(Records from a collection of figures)

* * * * * * *

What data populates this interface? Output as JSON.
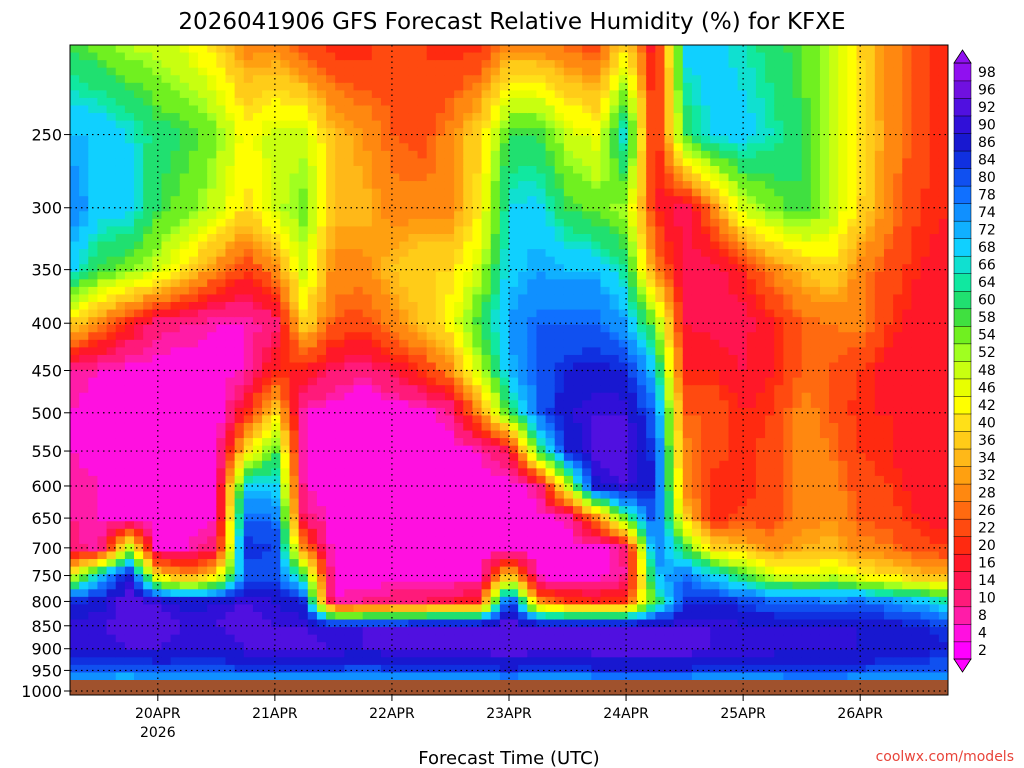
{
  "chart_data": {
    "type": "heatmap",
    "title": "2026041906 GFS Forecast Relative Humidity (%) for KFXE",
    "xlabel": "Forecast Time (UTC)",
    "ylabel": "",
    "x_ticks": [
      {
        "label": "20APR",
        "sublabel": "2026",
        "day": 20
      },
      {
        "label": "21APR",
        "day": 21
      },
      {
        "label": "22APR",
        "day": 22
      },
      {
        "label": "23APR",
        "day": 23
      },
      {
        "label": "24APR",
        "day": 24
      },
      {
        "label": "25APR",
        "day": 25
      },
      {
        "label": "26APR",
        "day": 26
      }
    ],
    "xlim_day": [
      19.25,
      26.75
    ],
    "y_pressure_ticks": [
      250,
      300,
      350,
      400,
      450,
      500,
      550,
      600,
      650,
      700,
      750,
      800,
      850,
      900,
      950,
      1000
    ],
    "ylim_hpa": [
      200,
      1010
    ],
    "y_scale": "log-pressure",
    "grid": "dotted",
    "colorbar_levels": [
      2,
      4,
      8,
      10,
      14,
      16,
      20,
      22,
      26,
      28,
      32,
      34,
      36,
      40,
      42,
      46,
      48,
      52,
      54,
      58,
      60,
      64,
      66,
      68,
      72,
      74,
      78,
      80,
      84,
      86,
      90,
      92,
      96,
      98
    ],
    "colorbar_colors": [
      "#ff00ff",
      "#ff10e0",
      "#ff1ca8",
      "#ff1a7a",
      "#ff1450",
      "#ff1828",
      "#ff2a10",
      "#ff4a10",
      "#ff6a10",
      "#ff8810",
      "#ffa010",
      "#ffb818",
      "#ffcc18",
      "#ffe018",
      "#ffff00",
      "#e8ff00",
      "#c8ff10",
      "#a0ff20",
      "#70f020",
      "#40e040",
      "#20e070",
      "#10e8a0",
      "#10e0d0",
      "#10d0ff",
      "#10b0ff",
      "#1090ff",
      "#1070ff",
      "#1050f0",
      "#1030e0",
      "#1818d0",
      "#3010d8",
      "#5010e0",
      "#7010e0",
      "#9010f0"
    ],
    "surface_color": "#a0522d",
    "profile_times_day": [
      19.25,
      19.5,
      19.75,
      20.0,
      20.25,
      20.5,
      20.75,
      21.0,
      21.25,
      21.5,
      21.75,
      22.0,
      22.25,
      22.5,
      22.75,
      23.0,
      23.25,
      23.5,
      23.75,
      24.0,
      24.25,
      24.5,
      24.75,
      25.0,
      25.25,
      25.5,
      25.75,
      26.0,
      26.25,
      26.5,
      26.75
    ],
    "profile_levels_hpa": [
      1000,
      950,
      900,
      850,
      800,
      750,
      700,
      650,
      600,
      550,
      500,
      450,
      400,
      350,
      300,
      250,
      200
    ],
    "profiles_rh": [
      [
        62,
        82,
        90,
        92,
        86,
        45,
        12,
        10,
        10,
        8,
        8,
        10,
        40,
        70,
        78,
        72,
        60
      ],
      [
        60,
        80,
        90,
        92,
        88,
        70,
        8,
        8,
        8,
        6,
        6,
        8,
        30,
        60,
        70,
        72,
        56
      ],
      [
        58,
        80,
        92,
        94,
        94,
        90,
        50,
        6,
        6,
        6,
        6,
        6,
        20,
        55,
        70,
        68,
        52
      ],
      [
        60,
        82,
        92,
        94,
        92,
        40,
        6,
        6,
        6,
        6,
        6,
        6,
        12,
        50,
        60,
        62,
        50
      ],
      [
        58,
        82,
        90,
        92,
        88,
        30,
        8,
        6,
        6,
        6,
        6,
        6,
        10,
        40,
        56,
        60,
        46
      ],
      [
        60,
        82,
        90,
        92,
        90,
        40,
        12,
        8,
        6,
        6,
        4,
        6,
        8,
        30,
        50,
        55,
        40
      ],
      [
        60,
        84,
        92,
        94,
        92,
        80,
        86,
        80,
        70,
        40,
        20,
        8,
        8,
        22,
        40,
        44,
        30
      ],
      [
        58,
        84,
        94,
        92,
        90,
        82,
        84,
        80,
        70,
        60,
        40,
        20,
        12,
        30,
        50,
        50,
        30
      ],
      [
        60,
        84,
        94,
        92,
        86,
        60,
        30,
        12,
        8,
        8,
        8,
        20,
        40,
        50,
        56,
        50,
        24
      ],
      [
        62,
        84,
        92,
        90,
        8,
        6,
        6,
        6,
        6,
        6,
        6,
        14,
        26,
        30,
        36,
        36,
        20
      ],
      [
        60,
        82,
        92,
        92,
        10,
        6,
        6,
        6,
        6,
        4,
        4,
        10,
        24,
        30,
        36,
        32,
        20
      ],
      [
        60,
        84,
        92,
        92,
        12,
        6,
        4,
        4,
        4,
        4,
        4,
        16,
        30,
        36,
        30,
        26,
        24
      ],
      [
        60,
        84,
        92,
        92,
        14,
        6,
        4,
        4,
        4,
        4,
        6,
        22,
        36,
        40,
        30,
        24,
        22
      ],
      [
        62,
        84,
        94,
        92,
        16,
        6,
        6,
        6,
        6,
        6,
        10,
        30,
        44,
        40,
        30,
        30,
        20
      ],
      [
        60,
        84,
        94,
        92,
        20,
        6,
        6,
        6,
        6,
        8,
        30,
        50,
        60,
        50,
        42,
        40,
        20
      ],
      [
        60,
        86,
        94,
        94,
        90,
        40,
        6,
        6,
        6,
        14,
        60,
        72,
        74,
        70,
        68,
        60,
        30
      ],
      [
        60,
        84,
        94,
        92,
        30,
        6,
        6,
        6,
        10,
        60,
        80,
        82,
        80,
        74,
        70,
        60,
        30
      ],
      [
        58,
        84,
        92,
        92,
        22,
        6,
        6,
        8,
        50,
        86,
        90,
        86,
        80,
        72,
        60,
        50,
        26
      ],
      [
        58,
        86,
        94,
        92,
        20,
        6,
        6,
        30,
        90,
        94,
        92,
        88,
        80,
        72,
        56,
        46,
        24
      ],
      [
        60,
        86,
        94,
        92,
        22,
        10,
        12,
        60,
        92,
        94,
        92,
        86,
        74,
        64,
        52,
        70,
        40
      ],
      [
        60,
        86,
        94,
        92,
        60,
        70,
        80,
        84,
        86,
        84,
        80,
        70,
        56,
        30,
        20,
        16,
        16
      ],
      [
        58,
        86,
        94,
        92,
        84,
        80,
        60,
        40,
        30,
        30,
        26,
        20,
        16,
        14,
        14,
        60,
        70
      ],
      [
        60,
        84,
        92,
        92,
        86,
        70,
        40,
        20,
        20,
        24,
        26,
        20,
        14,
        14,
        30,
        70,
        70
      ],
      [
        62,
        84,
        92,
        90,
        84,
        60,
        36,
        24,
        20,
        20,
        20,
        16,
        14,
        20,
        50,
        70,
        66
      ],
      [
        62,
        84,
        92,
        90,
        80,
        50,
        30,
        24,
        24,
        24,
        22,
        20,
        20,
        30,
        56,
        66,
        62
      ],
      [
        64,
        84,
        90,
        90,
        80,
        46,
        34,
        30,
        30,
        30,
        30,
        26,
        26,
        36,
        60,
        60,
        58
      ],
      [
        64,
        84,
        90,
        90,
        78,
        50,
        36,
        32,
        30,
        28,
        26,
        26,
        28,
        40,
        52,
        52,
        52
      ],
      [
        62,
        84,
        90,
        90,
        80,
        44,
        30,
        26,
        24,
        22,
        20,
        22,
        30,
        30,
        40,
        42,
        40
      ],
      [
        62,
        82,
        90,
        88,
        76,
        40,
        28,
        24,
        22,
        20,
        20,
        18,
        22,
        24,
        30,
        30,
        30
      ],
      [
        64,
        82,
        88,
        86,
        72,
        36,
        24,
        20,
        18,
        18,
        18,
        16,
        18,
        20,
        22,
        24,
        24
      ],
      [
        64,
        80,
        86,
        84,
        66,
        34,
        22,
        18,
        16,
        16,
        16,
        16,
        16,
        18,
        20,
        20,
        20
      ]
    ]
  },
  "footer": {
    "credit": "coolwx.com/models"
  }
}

* * * * * * *

■ Given request
Count every line of the material above that holds the string "Forecast", then state only the total.

■ Answer to the task
2